▶ _DATA SUPPLIED_:
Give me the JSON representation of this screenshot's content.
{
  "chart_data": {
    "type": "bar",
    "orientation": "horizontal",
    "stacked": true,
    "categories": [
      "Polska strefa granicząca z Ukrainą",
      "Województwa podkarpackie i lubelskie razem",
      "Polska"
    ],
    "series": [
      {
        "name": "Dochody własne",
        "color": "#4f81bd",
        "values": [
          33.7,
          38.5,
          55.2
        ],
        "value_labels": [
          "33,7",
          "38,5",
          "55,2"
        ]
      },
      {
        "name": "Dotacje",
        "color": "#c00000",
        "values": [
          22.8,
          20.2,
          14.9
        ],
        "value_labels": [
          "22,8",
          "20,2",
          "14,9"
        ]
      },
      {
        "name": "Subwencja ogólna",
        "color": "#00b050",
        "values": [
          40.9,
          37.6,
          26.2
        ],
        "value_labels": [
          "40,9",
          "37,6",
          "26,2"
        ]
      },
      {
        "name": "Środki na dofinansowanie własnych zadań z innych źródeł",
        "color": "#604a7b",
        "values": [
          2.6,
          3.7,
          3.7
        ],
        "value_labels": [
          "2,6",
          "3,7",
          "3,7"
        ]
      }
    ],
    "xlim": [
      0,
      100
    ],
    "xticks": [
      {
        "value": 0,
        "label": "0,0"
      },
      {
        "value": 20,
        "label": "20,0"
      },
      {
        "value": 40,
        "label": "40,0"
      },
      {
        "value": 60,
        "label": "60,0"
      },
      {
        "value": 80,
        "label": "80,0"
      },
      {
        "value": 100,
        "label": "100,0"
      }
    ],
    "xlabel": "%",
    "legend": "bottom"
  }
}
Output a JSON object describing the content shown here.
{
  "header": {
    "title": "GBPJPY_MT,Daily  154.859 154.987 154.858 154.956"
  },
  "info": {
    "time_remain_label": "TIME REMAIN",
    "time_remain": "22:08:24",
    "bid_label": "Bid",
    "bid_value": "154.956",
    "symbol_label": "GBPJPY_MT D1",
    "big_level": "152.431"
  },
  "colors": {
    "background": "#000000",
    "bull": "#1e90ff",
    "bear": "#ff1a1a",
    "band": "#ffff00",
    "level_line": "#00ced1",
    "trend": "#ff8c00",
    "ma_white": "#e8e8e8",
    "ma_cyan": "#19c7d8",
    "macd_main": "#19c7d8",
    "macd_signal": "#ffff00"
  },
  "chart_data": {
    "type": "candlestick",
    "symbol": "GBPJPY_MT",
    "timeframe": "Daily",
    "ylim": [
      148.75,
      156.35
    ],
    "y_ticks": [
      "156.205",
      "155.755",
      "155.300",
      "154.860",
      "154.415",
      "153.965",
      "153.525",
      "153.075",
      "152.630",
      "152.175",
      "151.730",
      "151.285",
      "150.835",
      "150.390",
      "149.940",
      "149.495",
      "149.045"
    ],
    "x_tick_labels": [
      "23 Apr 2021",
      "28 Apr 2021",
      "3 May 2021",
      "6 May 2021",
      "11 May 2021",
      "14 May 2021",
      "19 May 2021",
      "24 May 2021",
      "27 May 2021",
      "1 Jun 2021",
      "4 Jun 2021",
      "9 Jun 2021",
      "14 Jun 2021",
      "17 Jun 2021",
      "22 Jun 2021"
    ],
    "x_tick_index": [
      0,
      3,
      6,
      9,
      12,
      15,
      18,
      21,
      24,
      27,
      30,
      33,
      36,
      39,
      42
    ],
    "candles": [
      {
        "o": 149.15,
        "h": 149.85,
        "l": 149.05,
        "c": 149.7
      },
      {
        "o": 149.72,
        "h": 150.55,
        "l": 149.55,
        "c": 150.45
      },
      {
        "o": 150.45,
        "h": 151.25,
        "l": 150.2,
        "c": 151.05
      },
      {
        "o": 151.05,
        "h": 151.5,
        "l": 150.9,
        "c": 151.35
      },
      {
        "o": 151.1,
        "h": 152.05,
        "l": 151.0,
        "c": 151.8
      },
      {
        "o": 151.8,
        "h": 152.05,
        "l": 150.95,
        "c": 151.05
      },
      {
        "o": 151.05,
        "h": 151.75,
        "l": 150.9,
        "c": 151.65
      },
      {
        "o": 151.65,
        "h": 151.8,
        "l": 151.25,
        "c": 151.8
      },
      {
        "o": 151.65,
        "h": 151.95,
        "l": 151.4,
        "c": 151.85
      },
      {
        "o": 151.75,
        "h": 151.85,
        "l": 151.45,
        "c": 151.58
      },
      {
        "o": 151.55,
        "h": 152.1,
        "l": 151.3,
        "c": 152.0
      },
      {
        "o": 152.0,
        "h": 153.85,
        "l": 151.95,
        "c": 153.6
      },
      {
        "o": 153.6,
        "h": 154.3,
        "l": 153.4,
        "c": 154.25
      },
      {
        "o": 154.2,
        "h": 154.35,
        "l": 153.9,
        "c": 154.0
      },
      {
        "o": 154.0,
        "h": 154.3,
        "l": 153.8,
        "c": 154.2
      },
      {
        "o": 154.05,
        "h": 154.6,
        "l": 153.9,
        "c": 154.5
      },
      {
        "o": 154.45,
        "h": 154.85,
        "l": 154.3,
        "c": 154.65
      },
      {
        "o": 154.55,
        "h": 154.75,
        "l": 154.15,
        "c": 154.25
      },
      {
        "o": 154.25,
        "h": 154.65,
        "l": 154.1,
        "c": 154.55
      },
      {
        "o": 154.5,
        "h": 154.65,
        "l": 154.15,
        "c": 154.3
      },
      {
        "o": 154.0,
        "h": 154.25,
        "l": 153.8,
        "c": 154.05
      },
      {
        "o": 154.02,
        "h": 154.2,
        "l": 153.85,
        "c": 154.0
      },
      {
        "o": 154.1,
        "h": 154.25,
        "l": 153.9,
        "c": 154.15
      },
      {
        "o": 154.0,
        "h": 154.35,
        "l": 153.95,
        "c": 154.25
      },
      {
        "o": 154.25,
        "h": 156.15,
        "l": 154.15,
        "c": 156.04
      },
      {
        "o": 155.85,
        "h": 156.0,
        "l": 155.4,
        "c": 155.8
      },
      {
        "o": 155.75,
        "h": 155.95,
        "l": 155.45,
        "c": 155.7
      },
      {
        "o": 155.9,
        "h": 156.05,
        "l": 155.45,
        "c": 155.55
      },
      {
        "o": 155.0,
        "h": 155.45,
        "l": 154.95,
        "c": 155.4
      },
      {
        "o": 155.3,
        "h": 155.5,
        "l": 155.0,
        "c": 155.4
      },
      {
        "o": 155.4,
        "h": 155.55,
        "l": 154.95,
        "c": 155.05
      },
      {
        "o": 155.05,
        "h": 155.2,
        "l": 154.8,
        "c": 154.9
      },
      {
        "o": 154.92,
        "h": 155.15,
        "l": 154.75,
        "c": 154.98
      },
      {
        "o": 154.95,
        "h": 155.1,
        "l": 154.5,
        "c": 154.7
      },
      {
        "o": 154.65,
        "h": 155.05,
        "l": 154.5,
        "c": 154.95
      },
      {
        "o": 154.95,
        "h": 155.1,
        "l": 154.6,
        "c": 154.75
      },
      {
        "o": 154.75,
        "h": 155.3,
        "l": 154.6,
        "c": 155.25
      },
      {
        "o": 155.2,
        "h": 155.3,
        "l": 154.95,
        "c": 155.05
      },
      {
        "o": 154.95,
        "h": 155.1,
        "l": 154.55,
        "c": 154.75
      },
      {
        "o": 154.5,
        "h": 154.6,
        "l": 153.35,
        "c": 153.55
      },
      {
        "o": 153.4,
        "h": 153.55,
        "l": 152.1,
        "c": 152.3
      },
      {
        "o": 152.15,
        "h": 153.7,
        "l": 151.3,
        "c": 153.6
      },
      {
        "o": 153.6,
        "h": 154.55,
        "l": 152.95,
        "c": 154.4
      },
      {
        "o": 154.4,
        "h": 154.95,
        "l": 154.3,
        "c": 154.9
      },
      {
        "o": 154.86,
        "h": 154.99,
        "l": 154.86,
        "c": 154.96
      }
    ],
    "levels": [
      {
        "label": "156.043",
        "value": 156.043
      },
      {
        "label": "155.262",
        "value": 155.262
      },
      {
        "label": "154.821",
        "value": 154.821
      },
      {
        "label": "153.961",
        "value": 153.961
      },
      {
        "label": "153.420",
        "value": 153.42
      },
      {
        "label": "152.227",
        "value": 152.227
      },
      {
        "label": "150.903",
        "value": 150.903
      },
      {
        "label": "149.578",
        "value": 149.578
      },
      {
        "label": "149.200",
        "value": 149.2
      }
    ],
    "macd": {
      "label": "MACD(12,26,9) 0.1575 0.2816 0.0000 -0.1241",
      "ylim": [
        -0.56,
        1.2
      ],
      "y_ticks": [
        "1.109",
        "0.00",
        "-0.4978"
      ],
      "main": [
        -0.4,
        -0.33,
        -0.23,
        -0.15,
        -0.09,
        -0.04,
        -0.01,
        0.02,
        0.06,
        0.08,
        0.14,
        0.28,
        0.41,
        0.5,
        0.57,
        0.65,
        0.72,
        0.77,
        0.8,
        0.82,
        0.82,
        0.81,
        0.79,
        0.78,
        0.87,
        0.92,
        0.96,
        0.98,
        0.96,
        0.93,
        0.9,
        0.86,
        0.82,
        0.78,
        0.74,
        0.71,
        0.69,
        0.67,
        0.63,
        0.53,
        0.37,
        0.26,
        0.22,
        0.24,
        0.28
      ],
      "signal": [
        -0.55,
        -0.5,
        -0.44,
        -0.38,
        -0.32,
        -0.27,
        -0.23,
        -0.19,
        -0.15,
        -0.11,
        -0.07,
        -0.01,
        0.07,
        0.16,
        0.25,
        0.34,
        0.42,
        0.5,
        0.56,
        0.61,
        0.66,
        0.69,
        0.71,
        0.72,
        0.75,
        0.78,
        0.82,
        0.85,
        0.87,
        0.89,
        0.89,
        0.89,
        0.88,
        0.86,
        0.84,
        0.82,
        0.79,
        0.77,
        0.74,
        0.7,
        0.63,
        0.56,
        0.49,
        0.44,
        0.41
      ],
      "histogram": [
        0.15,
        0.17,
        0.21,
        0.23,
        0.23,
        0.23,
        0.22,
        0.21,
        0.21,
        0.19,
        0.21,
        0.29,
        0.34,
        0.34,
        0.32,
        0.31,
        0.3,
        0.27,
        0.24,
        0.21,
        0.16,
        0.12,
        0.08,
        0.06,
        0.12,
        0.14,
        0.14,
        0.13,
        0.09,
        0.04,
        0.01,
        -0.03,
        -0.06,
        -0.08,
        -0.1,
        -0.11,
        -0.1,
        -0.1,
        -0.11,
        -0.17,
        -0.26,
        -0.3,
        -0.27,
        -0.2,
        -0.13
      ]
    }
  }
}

▶ _WHAT IS EXPECTED_:
Within the listing, how many lines hold the word "content"? Only the number is to be given.

▶ _RESPONSE TO THIS EXERCISE_:
2